→ Exercise
Transcribe the records exactly. Pictures do not belong in the transcription.

→ Data for this exercise
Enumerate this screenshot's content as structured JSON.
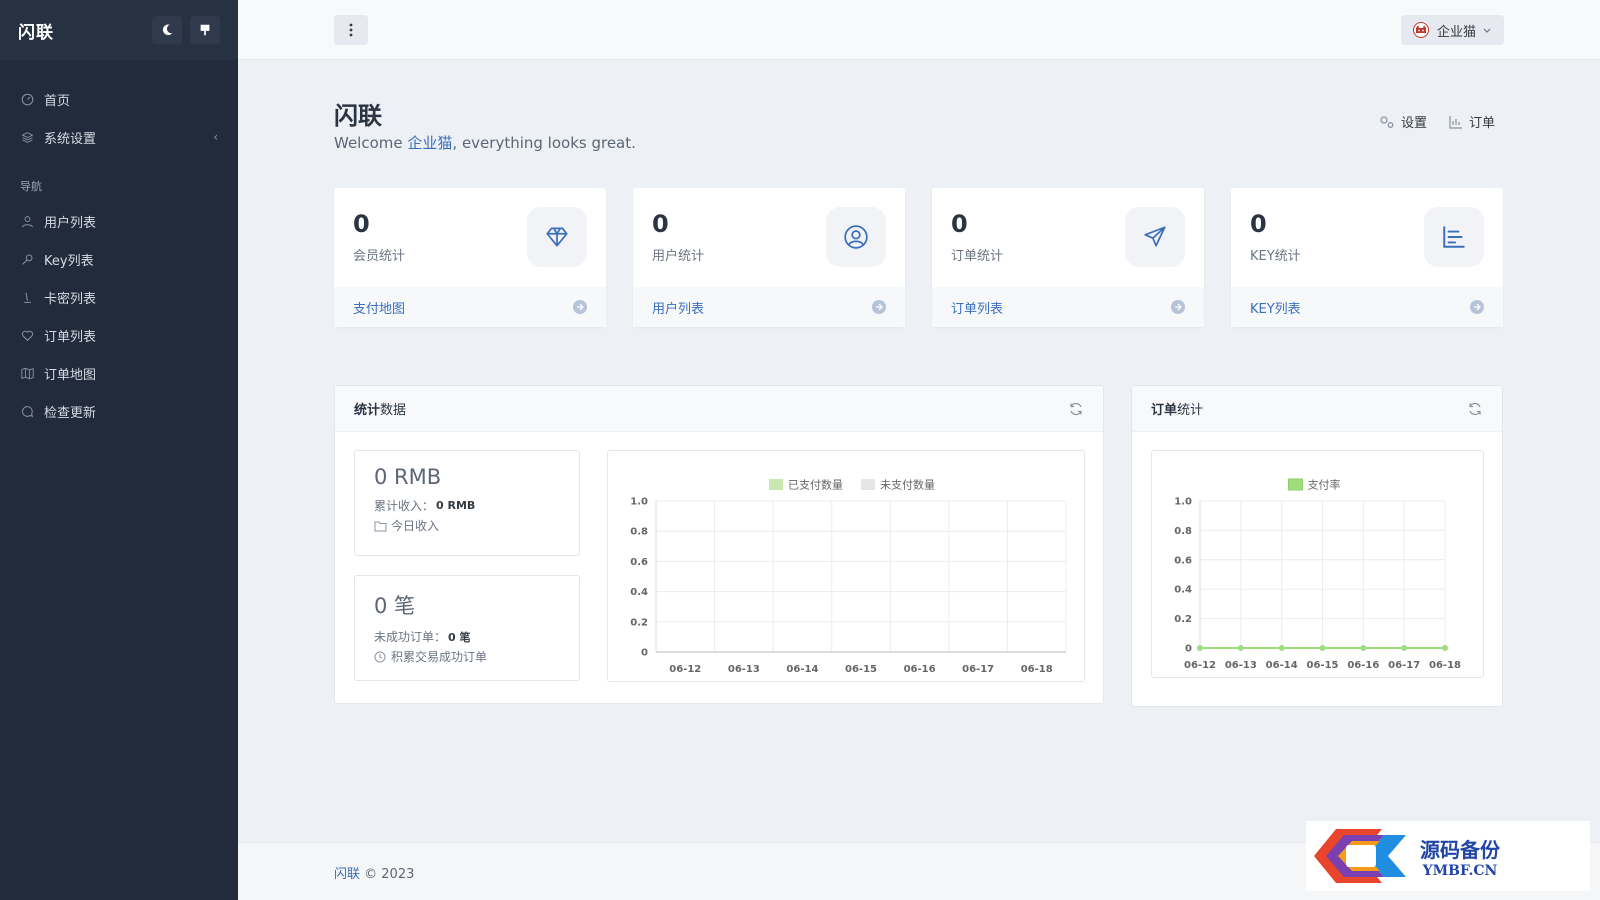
{
  "sidebar": {
    "brand": "闪联",
    "items_top": [
      {
        "label": "首页",
        "icon": "dashboard-icon"
      },
      {
        "label": "系统设置",
        "icon": "layers-icon"
      }
    ],
    "section_heading": "导航",
    "items_nav": [
      {
        "label": "用户列表",
        "icon": "user-icon"
      },
      {
        "label": "Key列表",
        "icon": "key-icon"
      },
      {
        "label": "卡密列表",
        "icon": "bell-icon"
      },
      {
        "label": "订单列表",
        "icon": "heart-icon"
      },
      {
        "label": "订单地图",
        "icon": "map-icon"
      },
      {
        "label": "检查更新",
        "icon": "chat-icon"
      }
    ]
  },
  "topbar": {
    "user_name": "企业猫"
  },
  "page": {
    "title": "闪联",
    "welcome_prefix": "Welcome ",
    "welcome_name": "企业猫",
    "welcome_suffix": ", everything looks great.",
    "link_settings": "设置",
    "link_orders": "订单"
  },
  "stats": [
    {
      "value": "0",
      "label": "会员统计",
      "footer": "支付地图",
      "icon": "diamond-icon"
    },
    {
      "value": "0",
      "label": "用户统计",
      "footer": "用户列表",
      "icon": "user-circle-icon"
    },
    {
      "value": "0",
      "label": "订单统计",
      "footer": "订单列表",
      "icon": "send-icon"
    },
    {
      "value": "0",
      "label": "KEY统计",
      "footer": "KEY列表",
      "icon": "bar-list-icon"
    }
  ],
  "stats_block": {
    "title_bold": "统计",
    "title_rest": "数据",
    "revenue_big": "0 RMB",
    "revenue_total_label": "累计收入：",
    "revenue_total_value": "0 RMB",
    "revenue_today_label": "今日收入",
    "orders_big": "0 笔",
    "orders_failed_label": "未成功订单：",
    "orders_failed_value": "0 笔",
    "orders_success_label": "积累交易成功订单"
  },
  "orders_block": {
    "title_bold": "订单",
    "title_rest": "统计"
  },
  "chart_data": [
    {
      "type": "bar",
      "categories": [
        "06-12",
        "06-13",
        "06-14",
        "06-15",
        "06-16",
        "06-17",
        "06-18"
      ],
      "series": [
        {
          "name": "已支付数量",
          "values": [
            0,
            0,
            0,
            0,
            0,
            0,
            0
          ],
          "color": "#c7e8b0"
        },
        {
          "name": "未支付数量",
          "values": [
            0,
            0,
            0,
            0,
            0,
            0,
            0
          ],
          "color": "#e6e6e6"
        }
      ],
      "yticks": [
        "1.0",
        "0.8",
        "0.6",
        "0.4",
        "0.2",
        "0"
      ],
      "ylim": [
        0,
        1.0
      ],
      "legend": "top-center",
      "grid": true
    },
    {
      "type": "line",
      "categories": [
        "06-12",
        "06-13",
        "06-14",
        "06-15",
        "06-16",
        "06-17",
        "06-18"
      ],
      "series": [
        {
          "name": "支付率",
          "values": [
            0,
            0,
            0,
            0,
            0,
            0,
            0
          ],
          "color": "#9fdc7e"
        }
      ],
      "yticks": [
        "1.0",
        "0.8",
        "0.6",
        "0.4",
        "0.2",
        "0"
      ],
      "ylim": [
        0,
        1.0
      ],
      "legend": "top-center",
      "grid": true
    }
  ],
  "footer": {
    "brand": "闪联",
    "copyright": " © 2023"
  },
  "watermark": {
    "cn": "源码备份",
    "en": "YMBF.CN"
  }
}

→ Answer to the task
Enumerate this screenshot's content as structured JSON.
{
  "sidebar": {
    "brand": "闪联",
    "items_top": [
      {
        "label": "首页",
        "icon": "dashboard-icon"
      },
      {
        "label": "系统设置",
        "icon": "layers-icon"
      }
    ],
    "section_heading": "导航",
    "items_nav": [
      {
        "label": "用户列表",
        "icon": "user-icon"
      },
      {
        "label": "Key列表",
        "icon": "key-icon"
      },
      {
        "label": "卡密列表",
        "icon": "bell-icon"
      },
      {
        "label": "订单列表",
        "icon": "heart-icon"
      },
      {
        "label": "订单地图",
        "icon": "map-icon"
      },
      {
        "label": "检查更新",
        "icon": "chat-icon"
      }
    ]
  },
  "topbar": {
    "user_name": "企业猫"
  },
  "page": {
    "title": "闪联",
    "welcome_prefix": "Welcome ",
    "welcome_name": "企业猫",
    "welcome_suffix": ", everything looks great.",
    "link_settings": "设置",
    "link_orders": "订单"
  },
  "stats": [
    {
      "value": "0",
      "label": "会员统计",
      "footer": "支付地图",
      "icon": "diamond-icon"
    },
    {
      "value": "0",
      "label": "用户统计",
      "footer": "用户列表",
      "icon": "user-circle-icon"
    },
    {
      "value": "0",
      "label": "订单统计",
      "footer": "订单列表",
      "icon": "send-icon"
    },
    {
      "value": "0",
      "label": "KEY统计",
      "footer": "KEY列表",
      "icon": "bar-list-icon"
    }
  ],
  "stats_block": {
    "title_bold": "统计",
    "title_rest": "数据",
    "revenue_big": "0 RMB",
    "revenue_total_label": "累计收入：",
    "revenue_total_value": "0 RMB",
    "revenue_today_label": "今日收入",
    "orders_big": "0 笔",
    "orders_failed_label": "未成功订单：",
    "orders_failed_value": "0 笔",
    "orders_success_label": "积累交易成功订单"
  },
  "orders_block": {
    "title_bold": "订单",
    "title_rest": "统计"
  },
  "chart_data": [
    {
      "type": "bar",
      "categories": [
        "06-12",
        "06-13",
        "06-14",
        "06-15",
        "06-16",
        "06-17",
        "06-18"
      ],
      "series": [
        {
          "name": "已支付数量",
          "values": [
            0,
            0,
            0,
            0,
            0,
            0,
            0
          ],
          "color": "#c7e8b0"
        },
        {
          "name": "未支付数量",
          "values": [
            0,
            0,
            0,
            0,
            0,
            0,
            0
          ],
          "color": "#e6e6e6"
        }
      ],
      "yticks": [
        "1.0",
        "0.8",
        "0.6",
        "0.4",
        "0.2",
        "0"
      ],
      "ylim": [
        0,
        1.0
      ],
      "legend": "top-center",
      "grid": true
    },
    {
      "type": "line",
      "categories": [
        "06-12",
        "06-13",
        "06-14",
        "06-15",
        "06-16",
        "06-17",
        "06-18"
      ],
      "series": [
        {
          "name": "支付率",
          "values": [
            0,
            0,
            0,
            0,
            0,
            0,
            0
          ],
          "color": "#9fdc7e"
        }
      ],
      "yticks": [
        "1.0",
        "0.8",
        "0.6",
        "0.4",
        "0.2",
        "0"
      ],
      "ylim": [
        0,
        1.0
      ],
      "legend": "top-center",
      "grid": true
    }
  ],
  "footer": {
    "brand": "闪联",
    "copyright": " © 2023"
  },
  "watermark": {
    "cn": "源码备份",
    "en": "YMBF.CN"
  }
}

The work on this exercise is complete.